REQUIRED TASK: Copy the following listing line for line, with no changes.

begin PROVIDED ENTRIES

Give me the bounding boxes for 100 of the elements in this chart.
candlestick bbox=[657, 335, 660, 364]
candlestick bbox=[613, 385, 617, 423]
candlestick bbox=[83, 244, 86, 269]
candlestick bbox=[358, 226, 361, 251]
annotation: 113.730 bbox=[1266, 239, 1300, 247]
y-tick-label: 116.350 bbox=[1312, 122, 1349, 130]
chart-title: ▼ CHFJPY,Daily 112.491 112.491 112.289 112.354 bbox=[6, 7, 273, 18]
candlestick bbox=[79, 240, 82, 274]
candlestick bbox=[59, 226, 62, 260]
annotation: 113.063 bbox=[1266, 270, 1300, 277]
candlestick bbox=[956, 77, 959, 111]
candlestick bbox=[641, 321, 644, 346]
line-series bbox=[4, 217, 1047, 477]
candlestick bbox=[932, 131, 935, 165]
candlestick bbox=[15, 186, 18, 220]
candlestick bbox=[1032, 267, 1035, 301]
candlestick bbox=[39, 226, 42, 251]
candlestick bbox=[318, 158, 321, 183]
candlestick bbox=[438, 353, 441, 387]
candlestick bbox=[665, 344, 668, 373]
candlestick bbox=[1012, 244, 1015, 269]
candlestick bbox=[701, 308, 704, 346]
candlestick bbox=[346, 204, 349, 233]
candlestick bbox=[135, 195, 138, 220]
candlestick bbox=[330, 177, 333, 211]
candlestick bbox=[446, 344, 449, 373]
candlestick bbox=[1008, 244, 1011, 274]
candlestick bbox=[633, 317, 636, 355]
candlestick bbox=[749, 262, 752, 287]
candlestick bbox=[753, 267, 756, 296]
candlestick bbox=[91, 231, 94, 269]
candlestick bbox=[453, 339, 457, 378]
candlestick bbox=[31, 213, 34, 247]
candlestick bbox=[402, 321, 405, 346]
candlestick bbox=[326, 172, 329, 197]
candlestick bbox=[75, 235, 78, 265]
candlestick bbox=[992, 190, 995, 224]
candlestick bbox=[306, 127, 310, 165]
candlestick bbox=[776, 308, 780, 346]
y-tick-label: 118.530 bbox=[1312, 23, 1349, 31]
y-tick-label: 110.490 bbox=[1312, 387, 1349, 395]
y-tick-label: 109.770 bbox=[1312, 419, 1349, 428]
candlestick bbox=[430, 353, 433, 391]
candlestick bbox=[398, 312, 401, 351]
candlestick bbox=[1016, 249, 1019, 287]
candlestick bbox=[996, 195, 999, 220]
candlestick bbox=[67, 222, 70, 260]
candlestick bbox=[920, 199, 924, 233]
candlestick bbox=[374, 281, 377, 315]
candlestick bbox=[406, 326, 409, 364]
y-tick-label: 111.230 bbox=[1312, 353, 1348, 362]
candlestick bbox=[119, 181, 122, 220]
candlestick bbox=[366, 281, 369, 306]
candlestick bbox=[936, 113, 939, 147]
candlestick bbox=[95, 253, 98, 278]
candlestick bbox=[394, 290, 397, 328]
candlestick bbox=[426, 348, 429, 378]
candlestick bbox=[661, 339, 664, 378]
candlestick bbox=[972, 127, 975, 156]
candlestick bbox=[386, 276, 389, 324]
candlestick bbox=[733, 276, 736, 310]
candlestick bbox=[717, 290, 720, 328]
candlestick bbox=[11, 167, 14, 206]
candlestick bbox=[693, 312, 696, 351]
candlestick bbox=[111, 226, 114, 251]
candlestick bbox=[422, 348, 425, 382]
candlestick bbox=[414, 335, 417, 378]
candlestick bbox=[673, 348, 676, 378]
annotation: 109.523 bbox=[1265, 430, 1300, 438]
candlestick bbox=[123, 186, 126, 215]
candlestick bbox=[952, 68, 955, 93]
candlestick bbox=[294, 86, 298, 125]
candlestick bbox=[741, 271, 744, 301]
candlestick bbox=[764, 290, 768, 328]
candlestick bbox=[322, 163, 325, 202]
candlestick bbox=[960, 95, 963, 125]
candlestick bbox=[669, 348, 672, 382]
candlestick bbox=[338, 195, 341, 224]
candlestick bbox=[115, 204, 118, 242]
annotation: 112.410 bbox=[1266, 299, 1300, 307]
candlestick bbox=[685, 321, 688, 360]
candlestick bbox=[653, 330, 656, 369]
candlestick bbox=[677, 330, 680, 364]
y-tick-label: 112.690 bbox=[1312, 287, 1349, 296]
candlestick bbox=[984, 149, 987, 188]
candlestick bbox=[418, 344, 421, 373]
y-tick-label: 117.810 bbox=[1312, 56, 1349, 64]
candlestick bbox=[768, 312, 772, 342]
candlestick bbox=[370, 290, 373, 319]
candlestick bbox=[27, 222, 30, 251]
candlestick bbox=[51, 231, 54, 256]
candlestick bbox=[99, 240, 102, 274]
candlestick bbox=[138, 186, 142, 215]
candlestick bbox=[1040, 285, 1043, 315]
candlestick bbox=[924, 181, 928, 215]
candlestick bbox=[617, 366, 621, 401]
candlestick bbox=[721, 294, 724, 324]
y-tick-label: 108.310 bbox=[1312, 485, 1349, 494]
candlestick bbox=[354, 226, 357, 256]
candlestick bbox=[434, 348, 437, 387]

end PROVIDED ENTRIES

RESULT FOR THIS TASK:
Give me the bounding boxes for 100 of the elements in this chart.
candlestick bbox=[657, 335, 660, 364]
candlestick bbox=[613, 385, 617, 423]
candlestick bbox=[83, 244, 86, 269]
candlestick bbox=[358, 226, 361, 251]
annotation: 113.730 bbox=[1266, 239, 1300, 247]
y-tick-label: 116.350 bbox=[1312, 122, 1349, 130]
chart-title: ▼ CHFJPY,Daily 112.491 112.491 112.289 112.354 bbox=[6, 7, 273, 18]
candlestick bbox=[79, 240, 82, 274]
candlestick bbox=[59, 226, 62, 260]
annotation: 113.063 bbox=[1266, 270, 1300, 277]
candlestick bbox=[956, 77, 959, 111]
candlestick bbox=[641, 321, 644, 346]
line-series bbox=[4, 217, 1047, 477]
candlestick bbox=[932, 131, 935, 165]
candlestick bbox=[15, 186, 18, 220]
candlestick bbox=[1032, 267, 1035, 301]
candlestick bbox=[39, 226, 42, 251]
candlestick bbox=[318, 158, 321, 183]
candlestick bbox=[438, 353, 441, 387]
candlestick bbox=[665, 344, 668, 373]
candlestick bbox=[1012, 244, 1015, 269]
candlestick bbox=[701, 308, 704, 346]
candlestick bbox=[346, 204, 349, 233]
candlestick bbox=[135, 195, 138, 220]
candlestick bbox=[330, 177, 333, 211]
candlestick bbox=[446, 344, 449, 373]
candlestick bbox=[1008, 244, 1011, 274]
candlestick bbox=[633, 317, 636, 355]
candlestick bbox=[749, 262, 752, 287]
candlestick bbox=[753, 267, 756, 296]
candlestick bbox=[91, 231, 94, 269]
candlestick bbox=[453, 339, 457, 378]
candlestick bbox=[31, 213, 34, 247]
candlestick bbox=[402, 321, 405, 346]
candlestick bbox=[326, 172, 329, 197]
candlestick bbox=[75, 235, 78, 265]
candlestick bbox=[992, 190, 995, 224]
candlestick bbox=[306, 127, 310, 165]
candlestick bbox=[776, 308, 780, 346]
y-tick-label: 118.530 bbox=[1312, 23, 1349, 31]
y-tick-label: 110.490 bbox=[1312, 387, 1349, 395]
y-tick-label: 109.770 bbox=[1312, 419, 1349, 428]
candlestick bbox=[430, 353, 433, 391]
candlestick bbox=[398, 312, 401, 351]
candlestick bbox=[1016, 249, 1019, 287]
candlestick bbox=[996, 195, 999, 220]
candlestick bbox=[67, 222, 70, 260]
candlestick bbox=[920, 199, 924, 233]
candlestick bbox=[374, 281, 377, 315]
candlestick bbox=[406, 326, 409, 364]
y-tick-label: 111.230 bbox=[1312, 353, 1348, 362]
candlestick bbox=[119, 181, 122, 220]
candlestick bbox=[366, 281, 369, 306]
candlestick bbox=[936, 113, 939, 147]
candlestick bbox=[95, 253, 98, 278]
candlestick bbox=[394, 290, 397, 328]
candlestick bbox=[426, 348, 429, 378]
candlestick bbox=[661, 339, 664, 378]
candlestick bbox=[972, 127, 975, 156]
candlestick bbox=[386, 276, 389, 324]
candlestick bbox=[733, 276, 736, 310]
candlestick bbox=[717, 290, 720, 328]
candlestick bbox=[11, 167, 14, 206]
candlestick bbox=[693, 312, 696, 351]
candlestick bbox=[111, 226, 114, 251]
candlestick bbox=[422, 348, 425, 382]
candlestick bbox=[414, 335, 417, 378]
candlestick bbox=[673, 348, 676, 378]
annotation: 109.523 bbox=[1265, 430, 1300, 438]
candlestick bbox=[123, 186, 126, 215]
candlestick bbox=[952, 68, 955, 93]
candlestick bbox=[294, 86, 298, 125]
candlestick bbox=[741, 271, 744, 301]
candlestick bbox=[764, 290, 768, 328]
candlestick bbox=[322, 163, 325, 202]
candlestick bbox=[960, 95, 963, 125]
candlestick bbox=[669, 348, 672, 382]
candlestick bbox=[338, 195, 341, 224]
candlestick bbox=[115, 204, 118, 242]
annotation: 112.410 bbox=[1266, 299, 1300, 307]
candlestick bbox=[685, 321, 688, 360]
candlestick bbox=[653, 330, 656, 369]
candlestick bbox=[677, 330, 680, 364]
y-tick-label: 112.690 bbox=[1312, 287, 1349, 296]
candlestick bbox=[984, 149, 987, 188]
candlestick bbox=[418, 344, 421, 373]
y-tick-label: 117.810 bbox=[1312, 56, 1349, 64]
candlestick bbox=[768, 312, 772, 342]
candlestick bbox=[370, 290, 373, 319]
candlestick bbox=[27, 222, 30, 251]
candlestick bbox=[51, 231, 54, 256]
candlestick bbox=[99, 240, 102, 274]
candlestick bbox=[138, 186, 142, 215]
candlestick bbox=[1040, 285, 1043, 315]
candlestick bbox=[924, 181, 928, 215]
candlestick bbox=[617, 366, 621, 401]
candlestick bbox=[721, 294, 724, 324]
y-tick-label: 108.310 bbox=[1312, 485, 1349, 494]
candlestick bbox=[354, 226, 357, 256]
candlestick bbox=[434, 348, 437, 387]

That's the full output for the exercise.